- _GOAL_
Return the items verbatim, from the first line of the items through the line that contains "series-line xyxy=(231,316,854,382)", both ends included.

----------

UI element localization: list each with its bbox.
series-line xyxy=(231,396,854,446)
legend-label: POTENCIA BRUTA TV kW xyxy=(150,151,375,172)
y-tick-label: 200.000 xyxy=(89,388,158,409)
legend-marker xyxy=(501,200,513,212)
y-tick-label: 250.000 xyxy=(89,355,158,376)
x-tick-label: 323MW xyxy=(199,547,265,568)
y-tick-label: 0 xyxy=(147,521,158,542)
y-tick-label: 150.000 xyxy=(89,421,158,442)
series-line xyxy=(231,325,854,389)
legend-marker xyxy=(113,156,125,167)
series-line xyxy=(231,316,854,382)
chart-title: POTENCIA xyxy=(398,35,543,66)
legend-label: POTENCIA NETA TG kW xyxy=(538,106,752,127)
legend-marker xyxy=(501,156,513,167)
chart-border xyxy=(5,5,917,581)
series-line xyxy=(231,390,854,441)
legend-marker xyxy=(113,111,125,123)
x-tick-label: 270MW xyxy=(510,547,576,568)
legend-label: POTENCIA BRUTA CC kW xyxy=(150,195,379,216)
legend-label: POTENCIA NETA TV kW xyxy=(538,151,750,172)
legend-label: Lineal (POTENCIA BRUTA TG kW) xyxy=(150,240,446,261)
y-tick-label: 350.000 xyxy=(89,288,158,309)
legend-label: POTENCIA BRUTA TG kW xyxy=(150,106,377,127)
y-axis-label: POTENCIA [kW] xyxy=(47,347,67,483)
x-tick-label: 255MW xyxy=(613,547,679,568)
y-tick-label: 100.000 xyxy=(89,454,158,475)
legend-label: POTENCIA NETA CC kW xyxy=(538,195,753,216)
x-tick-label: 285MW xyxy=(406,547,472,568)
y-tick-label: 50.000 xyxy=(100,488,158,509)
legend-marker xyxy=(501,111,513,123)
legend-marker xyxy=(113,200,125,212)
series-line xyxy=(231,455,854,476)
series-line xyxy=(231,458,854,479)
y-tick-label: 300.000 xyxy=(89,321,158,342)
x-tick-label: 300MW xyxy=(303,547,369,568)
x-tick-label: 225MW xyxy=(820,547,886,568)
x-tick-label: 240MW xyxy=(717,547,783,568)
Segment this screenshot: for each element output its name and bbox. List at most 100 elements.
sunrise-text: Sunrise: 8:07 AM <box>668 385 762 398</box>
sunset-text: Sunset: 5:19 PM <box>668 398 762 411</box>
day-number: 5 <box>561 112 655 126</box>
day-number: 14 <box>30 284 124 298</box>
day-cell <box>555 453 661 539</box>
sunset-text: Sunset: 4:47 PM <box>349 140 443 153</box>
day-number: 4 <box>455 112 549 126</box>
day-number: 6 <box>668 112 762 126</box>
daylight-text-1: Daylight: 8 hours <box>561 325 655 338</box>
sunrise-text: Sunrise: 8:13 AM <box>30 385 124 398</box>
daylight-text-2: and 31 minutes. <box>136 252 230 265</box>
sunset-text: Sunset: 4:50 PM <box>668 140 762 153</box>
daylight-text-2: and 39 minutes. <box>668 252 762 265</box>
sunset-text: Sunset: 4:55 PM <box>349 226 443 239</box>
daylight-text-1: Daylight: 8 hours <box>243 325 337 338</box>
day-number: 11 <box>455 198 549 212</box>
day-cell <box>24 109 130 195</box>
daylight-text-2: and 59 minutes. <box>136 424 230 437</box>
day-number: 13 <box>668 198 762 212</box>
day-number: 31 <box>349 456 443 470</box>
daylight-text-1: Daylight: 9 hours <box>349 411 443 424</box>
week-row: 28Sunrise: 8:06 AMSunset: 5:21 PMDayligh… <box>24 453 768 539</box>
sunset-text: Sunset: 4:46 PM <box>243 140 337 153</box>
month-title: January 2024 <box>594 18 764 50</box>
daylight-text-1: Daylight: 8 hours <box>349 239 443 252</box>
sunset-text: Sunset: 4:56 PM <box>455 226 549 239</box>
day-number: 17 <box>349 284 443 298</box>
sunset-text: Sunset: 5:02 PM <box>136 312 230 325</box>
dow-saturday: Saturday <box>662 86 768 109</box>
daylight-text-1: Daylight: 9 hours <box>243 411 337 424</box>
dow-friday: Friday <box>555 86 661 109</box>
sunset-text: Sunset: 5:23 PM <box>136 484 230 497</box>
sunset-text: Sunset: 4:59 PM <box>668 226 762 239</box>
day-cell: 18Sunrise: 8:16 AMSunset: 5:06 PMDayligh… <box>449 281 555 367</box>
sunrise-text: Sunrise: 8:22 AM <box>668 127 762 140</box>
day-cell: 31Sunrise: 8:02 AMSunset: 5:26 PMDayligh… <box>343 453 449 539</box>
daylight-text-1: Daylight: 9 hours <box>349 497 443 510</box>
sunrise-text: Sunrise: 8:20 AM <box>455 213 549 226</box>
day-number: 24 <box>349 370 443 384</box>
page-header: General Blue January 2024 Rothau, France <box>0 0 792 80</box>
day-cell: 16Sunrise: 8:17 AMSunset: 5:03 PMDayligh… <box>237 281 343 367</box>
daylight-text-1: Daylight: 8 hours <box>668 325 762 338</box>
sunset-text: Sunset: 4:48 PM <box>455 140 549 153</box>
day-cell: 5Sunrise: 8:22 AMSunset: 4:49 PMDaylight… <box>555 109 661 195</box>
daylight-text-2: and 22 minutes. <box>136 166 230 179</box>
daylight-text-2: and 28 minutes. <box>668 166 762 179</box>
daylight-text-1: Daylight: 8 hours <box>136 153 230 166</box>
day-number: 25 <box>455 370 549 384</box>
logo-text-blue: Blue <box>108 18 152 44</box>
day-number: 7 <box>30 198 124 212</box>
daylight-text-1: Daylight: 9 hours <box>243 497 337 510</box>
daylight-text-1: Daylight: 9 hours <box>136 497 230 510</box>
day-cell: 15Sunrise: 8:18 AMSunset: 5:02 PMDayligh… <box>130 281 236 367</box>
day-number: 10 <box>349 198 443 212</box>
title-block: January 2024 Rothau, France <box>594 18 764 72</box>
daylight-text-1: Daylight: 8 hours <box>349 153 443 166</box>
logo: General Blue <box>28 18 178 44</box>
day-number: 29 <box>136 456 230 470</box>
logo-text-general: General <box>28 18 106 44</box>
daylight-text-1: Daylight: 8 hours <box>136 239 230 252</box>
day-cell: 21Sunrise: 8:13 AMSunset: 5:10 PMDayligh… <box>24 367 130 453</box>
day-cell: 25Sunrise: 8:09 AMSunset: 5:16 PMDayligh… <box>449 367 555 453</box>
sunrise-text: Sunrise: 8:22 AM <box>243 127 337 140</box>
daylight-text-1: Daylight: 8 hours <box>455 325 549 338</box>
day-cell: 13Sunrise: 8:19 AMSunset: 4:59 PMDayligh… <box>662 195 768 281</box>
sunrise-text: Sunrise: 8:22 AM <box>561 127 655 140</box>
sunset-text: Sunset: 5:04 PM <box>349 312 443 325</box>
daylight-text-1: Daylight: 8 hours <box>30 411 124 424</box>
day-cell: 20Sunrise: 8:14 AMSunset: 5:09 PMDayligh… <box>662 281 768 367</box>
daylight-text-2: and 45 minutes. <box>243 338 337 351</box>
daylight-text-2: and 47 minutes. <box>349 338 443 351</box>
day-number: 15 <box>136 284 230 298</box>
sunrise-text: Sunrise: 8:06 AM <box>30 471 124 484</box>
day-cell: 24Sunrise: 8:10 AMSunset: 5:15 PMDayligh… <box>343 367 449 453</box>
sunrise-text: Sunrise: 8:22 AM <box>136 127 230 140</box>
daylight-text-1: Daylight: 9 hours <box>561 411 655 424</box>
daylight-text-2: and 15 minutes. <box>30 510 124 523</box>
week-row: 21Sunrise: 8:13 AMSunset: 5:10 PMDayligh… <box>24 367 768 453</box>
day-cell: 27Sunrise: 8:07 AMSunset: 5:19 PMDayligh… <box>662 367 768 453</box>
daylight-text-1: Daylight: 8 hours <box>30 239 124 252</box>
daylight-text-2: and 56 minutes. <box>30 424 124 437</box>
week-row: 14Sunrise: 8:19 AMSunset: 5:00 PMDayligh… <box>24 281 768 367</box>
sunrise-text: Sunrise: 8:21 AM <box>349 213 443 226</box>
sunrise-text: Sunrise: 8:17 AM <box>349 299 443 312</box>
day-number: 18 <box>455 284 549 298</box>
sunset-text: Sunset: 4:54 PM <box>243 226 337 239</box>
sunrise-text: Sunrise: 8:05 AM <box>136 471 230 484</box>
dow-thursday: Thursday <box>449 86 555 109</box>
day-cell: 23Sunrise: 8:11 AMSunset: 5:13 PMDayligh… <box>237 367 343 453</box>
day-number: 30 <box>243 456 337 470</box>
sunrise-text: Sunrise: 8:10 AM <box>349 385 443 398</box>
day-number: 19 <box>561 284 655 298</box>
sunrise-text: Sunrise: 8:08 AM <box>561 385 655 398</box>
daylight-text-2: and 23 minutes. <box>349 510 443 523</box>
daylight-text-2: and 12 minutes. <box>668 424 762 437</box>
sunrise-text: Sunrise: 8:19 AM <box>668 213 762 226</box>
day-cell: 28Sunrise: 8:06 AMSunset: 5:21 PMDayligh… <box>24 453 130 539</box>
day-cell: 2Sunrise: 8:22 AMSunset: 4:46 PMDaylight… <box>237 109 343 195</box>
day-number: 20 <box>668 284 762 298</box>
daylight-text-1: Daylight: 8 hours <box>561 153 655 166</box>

----------

- _ANSWER TO THE EXERCISE_
UI element localization: list each with its bbox.
series-line xyxy=(231,396,854,446)
legend-label: POTENCIA BRUTA TV kW xyxy=(150,151,375,172)
y-tick-label: 200.000 xyxy=(89,388,158,409)
legend-marker xyxy=(501,200,513,212)
y-tick-label: 250.000 xyxy=(89,355,158,376)
x-tick-label: 323MW xyxy=(199,547,265,568)
y-tick-label: 0 xyxy=(147,521,158,542)
y-tick-label: 150.000 xyxy=(89,421,158,442)
series-line xyxy=(231,325,854,389)
legend-marker xyxy=(113,156,125,167)
series-line xyxy=(231,316,854,382)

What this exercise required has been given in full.